**DIRECTION:** Check each line of the listing for the string "Clicks", then state how many lines have it. Only the number is wanted.

[DATA LISTING start]

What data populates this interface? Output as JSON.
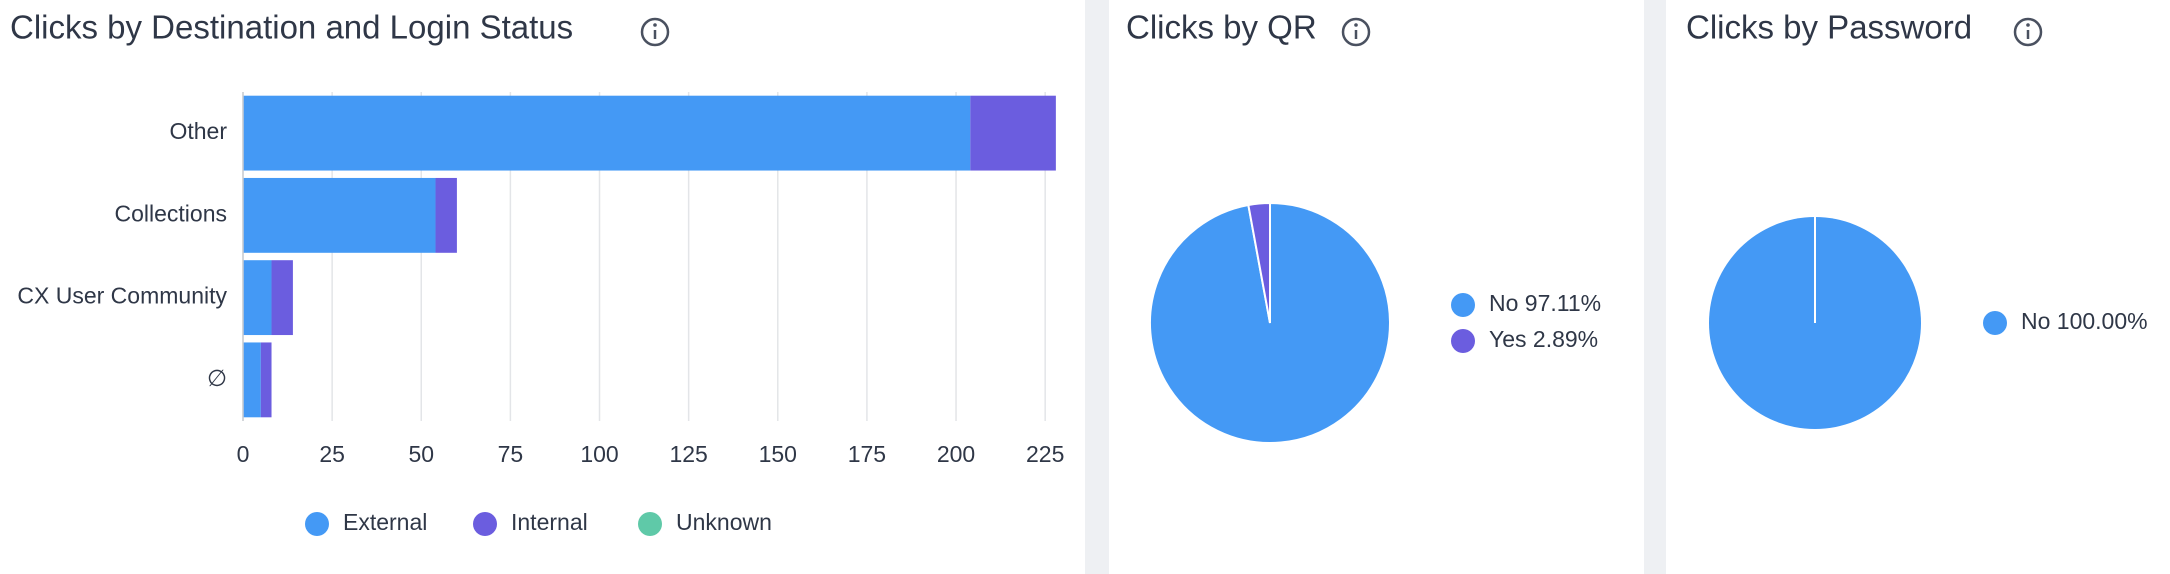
{
  "chart_data": [
    {
      "type": "hbar_stacked",
      "title": "Clicks by Destination and Login Status",
      "categories": [
        "Other",
        "Collections",
        "CX User Community",
        "∅"
      ],
      "series": [
        {
          "name": "External",
          "color": "#4499f5",
          "values": [
            204,
            54,
            8,
            5
          ]
        },
        {
          "name": "Internal",
          "color": "#6b5ddf",
          "values": [
            24,
            6,
            6,
            3
          ]
        },
        {
          "name": "Unknown",
          "color": "#5fc9a8",
          "values": [
            0,
            0,
            0,
            0
          ]
        }
      ],
      "xlim": [
        0,
        230
      ],
      "xticks": [
        0,
        25,
        50,
        75,
        100,
        125,
        150,
        175,
        200,
        225
      ],
      "grid": true
    },
    {
      "type": "pie",
      "title": "Clicks by QR",
      "categories": [
        "No",
        "Yes"
      ],
      "values": [
        97.11,
        2.89
      ],
      "value_labels": [
        "97.11%",
        "2.89%"
      ],
      "colors": [
        "#4499f5",
        "#6b5ddf"
      ]
    },
    {
      "type": "pie",
      "title": "Clicks by Password",
      "categories": [
        "No"
      ],
      "values": [
        100
      ],
      "value_labels": [
        "100.00%"
      ],
      "colors": [
        "#4499f5"
      ]
    }
  ]
}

[DATA LISTING end]

**THE SOLUTION:** 3